### WHAT IS ASKED
Output the data below in full, byte for byte. Nothing may differ.

[Collected data]
-- -- --

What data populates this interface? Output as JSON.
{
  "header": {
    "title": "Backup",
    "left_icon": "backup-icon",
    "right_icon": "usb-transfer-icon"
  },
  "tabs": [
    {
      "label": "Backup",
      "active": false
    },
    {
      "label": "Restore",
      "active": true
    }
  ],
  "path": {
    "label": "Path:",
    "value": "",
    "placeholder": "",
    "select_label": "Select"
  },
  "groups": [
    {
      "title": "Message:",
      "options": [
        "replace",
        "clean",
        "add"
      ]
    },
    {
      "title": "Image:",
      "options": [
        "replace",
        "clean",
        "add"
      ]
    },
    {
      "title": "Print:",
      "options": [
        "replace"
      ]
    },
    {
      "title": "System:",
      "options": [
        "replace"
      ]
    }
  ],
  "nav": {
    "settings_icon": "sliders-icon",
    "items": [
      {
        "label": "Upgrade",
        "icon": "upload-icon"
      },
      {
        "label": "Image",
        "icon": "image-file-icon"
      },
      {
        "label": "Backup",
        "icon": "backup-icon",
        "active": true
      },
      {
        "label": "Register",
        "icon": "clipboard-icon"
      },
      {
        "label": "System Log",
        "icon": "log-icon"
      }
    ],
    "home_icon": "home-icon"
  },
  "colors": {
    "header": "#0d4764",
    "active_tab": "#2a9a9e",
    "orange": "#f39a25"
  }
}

-- -- --

### RESPONSE TO THE EXERCISE
What data populates this interface? Output as JSON.
{
  "header": {
    "title": "Backup",
    "left_icon": "backup-icon",
    "right_icon": "usb-transfer-icon"
  },
  "tabs": [
    {
      "label": "Backup",
      "active": false
    },
    {
      "label": "Restore",
      "active": true
    }
  ],
  "path": {
    "label": "Path:",
    "value": "",
    "placeholder": "",
    "select_label": "Select"
  },
  "groups": [
    {
      "title": "Message:",
      "options": [
        "replace",
        "clean",
        "add"
      ]
    },
    {
      "title": "Image:",
      "options": [
        "replace",
        "clean",
        "add"
      ]
    },
    {
      "title": "Print:",
      "options": [
        "replace"
      ]
    },
    {
      "title": "System:",
      "options": [
        "replace"
      ]
    }
  ],
  "nav": {
    "settings_icon": "sliders-icon",
    "items": [
      {
        "label": "Upgrade",
        "icon": "upload-icon"
      },
      {
        "label": "Image",
        "icon": "image-file-icon"
      },
      {
        "label": "Backup",
        "icon": "backup-icon",
        "active": true
      },
      {
        "label": "Register",
        "icon": "clipboard-icon"
      },
      {
        "label": "System Log",
        "icon": "log-icon"
      }
    ],
    "home_icon": "home-icon"
  },
  "colors": {
    "header": "#0d4764",
    "active_tab": "#2a9a9e",
    "orange": "#f39a25"
  }
}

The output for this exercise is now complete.